Stored data:

**********

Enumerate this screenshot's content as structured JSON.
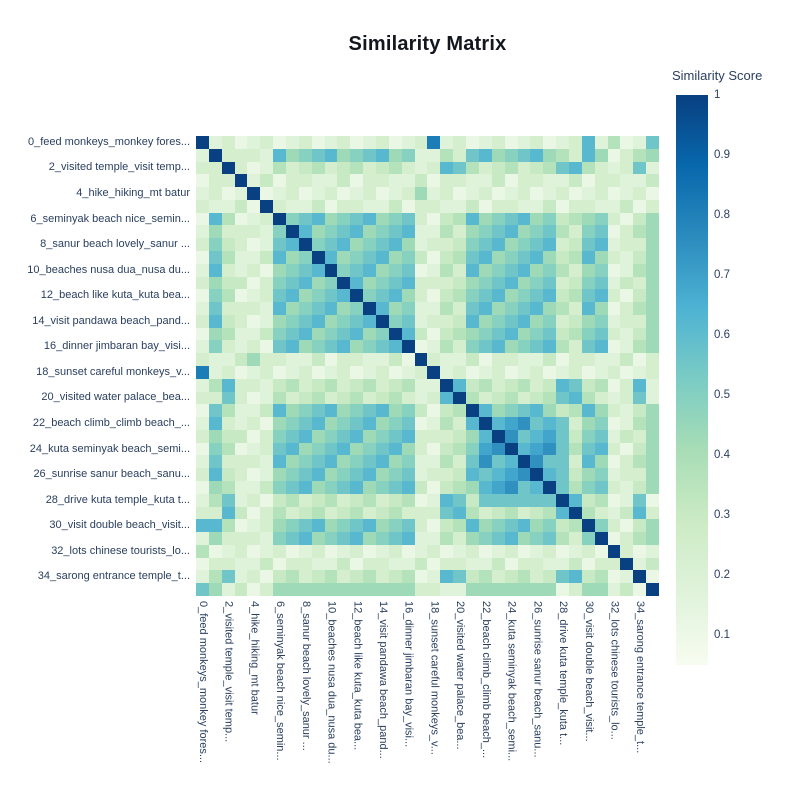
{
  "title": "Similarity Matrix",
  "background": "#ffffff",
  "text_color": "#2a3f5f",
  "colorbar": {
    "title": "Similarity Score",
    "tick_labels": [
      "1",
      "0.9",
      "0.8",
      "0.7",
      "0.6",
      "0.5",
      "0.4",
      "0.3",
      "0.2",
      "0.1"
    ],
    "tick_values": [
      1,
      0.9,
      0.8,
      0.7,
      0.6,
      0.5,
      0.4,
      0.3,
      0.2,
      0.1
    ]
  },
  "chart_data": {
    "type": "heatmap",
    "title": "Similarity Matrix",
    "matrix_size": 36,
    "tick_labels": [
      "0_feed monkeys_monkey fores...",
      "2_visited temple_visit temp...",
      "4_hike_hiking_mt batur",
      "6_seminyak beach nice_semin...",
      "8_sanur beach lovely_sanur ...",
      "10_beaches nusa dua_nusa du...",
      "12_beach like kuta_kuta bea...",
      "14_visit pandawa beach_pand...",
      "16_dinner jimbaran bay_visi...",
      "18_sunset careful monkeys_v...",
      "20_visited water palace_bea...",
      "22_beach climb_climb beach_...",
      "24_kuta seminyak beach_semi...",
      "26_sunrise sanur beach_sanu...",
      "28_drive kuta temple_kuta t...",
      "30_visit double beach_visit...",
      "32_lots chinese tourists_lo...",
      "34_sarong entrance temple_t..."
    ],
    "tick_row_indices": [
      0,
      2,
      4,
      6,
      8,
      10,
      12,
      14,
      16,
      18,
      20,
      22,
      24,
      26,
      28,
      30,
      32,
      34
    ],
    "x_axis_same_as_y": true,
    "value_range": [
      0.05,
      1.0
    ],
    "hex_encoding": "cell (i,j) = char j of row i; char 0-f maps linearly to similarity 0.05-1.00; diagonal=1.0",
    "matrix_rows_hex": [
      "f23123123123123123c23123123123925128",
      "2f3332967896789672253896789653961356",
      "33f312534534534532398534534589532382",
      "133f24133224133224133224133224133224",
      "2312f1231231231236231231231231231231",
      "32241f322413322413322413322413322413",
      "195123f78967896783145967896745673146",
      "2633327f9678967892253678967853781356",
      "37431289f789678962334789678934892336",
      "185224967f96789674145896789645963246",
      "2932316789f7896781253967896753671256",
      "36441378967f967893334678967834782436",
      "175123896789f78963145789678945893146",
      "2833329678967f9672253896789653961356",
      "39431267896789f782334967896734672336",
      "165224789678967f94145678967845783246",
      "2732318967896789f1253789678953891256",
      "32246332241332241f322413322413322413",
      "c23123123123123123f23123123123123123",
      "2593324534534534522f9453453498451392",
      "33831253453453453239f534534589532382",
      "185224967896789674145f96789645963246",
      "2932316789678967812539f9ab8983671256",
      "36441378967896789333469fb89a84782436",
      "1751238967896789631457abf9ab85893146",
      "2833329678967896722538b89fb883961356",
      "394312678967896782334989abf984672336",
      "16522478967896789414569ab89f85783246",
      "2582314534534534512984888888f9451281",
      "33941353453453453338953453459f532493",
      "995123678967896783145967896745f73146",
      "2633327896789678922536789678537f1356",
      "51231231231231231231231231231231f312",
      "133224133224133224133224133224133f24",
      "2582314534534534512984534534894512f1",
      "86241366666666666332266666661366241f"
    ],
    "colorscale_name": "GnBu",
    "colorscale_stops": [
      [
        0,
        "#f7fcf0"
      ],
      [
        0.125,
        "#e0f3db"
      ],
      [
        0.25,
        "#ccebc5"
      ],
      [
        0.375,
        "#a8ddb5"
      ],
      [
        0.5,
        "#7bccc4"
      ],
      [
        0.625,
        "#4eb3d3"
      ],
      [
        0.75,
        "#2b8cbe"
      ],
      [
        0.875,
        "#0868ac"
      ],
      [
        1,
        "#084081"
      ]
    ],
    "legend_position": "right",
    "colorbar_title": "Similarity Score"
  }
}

**********

Reproduce the entries above word for word. Pictures stay out.

### RESULT OF THIS EXERCISE:
Enumerate this screenshot's content as structured JSON.
{
  "title": "Similarity Matrix",
  "background": "#ffffff",
  "text_color": "#2a3f5f",
  "colorbar": {
    "title": "Similarity Score",
    "tick_labels": [
      "1",
      "0.9",
      "0.8",
      "0.7",
      "0.6",
      "0.5",
      "0.4",
      "0.3",
      "0.2",
      "0.1"
    ],
    "tick_values": [
      1,
      0.9,
      0.8,
      0.7,
      0.6,
      0.5,
      0.4,
      0.3,
      0.2,
      0.1
    ]
  },
  "chart_data": {
    "type": "heatmap",
    "title": "Similarity Matrix",
    "matrix_size": 36,
    "tick_labels": [
      "0_feed monkeys_monkey fores...",
      "2_visited temple_visit temp...",
      "4_hike_hiking_mt batur",
      "6_seminyak beach nice_semin...",
      "8_sanur beach lovely_sanur ...",
      "10_beaches nusa dua_nusa du...",
      "12_beach like kuta_kuta bea...",
      "14_visit pandawa beach_pand...",
      "16_dinner jimbaran bay_visi...",
      "18_sunset careful monkeys_v...",
      "20_visited water palace_bea...",
      "22_beach climb_climb beach_...",
      "24_kuta seminyak beach_semi...",
      "26_sunrise sanur beach_sanu...",
      "28_drive kuta temple_kuta t...",
      "30_visit double beach_visit...",
      "32_lots chinese tourists_lo...",
      "34_sarong entrance temple_t..."
    ],
    "tick_row_indices": [
      0,
      2,
      4,
      6,
      8,
      10,
      12,
      14,
      16,
      18,
      20,
      22,
      24,
      26,
      28,
      30,
      32,
      34
    ],
    "x_axis_same_as_y": true,
    "value_range": [
      0.05,
      1.0
    ],
    "hex_encoding": "cell (i,j) = char j of row i; char 0-f maps linearly to similarity 0.05-1.00; diagonal=1.0",
    "matrix_rows_hex": [
      "f23123123123123123c23123123123925128",
      "2f3332967896789672253896789653961356",
      "33f312534534534532398534534589532382",
      "133f24133224133224133224133224133224",
      "2312f1231231231236231231231231231231",
      "32241f322413322413322413322413322413",
      "195123f78967896783145967896745673146",
      "2633327f9678967892253678967853781356",
      "37431289f789678962334789678934892336",
      "185224967f96789674145896789645963246",
      "2932316789f7896781253967896753671256",
      "36441378967f967893334678967834782436",
      "175123896789f78963145789678945893146",
      "2833329678967f9672253896789653961356",
      "39431267896789f782334967896734672336",
      "165224789678967f94145678967845783246",
      "2732318967896789f1253789678953891256",
      "32246332241332241f322413322413322413",
      "c23123123123123123f23123123123123123",
      "2593324534534534522f9453453498451392",
      "33831253453453453239f534534589532382",
      "185224967896789674145f96789645963246",
      "2932316789678967812539f9ab8983671256",
      "36441378967896789333469fb89a84782436",
      "1751238967896789631457abf9ab85893146",
      "2833329678967896722538b89fb883961356",
      "394312678967896782334989abf984672336",
      "16522478967896789414569ab89f85783246",
      "2582314534534534512984888888f9451281",
      "33941353453453453338953453459f532493",
      "995123678967896783145967896745f73146",
      "2633327896789678922536789678537f1356",
      "51231231231231231231231231231231f312",
      "133224133224133224133224133224133f24",
      "2582314534534534512984534534894512f1",
      "86241366666666666332266666661366241f"
    ],
    "colorscale_name": "GnBu",
    "colorscale_stops": [
      [
        0,
        "#f7fcf0"
      ],
      [
        0.125,
        "#e0f3db"
      ],
      [
        0.25,
        "#ccebc5"
      ],
      [
        0.375,
        "#a8ddb5"
      ],
      [
        0.5,
        "#7bccc4"
      ],
      [
        0.625,
        "#4eb3d3"
      ],
      [
        0.75,
        "#2b8cbe"
      ],
      [
        0.875,
        "#0868ac"
      ],
      [
        1,
        "#084081"
      ]
    ],
    "legend_position": "right",
    "colorbar_title": "Similarity Score"
  }
}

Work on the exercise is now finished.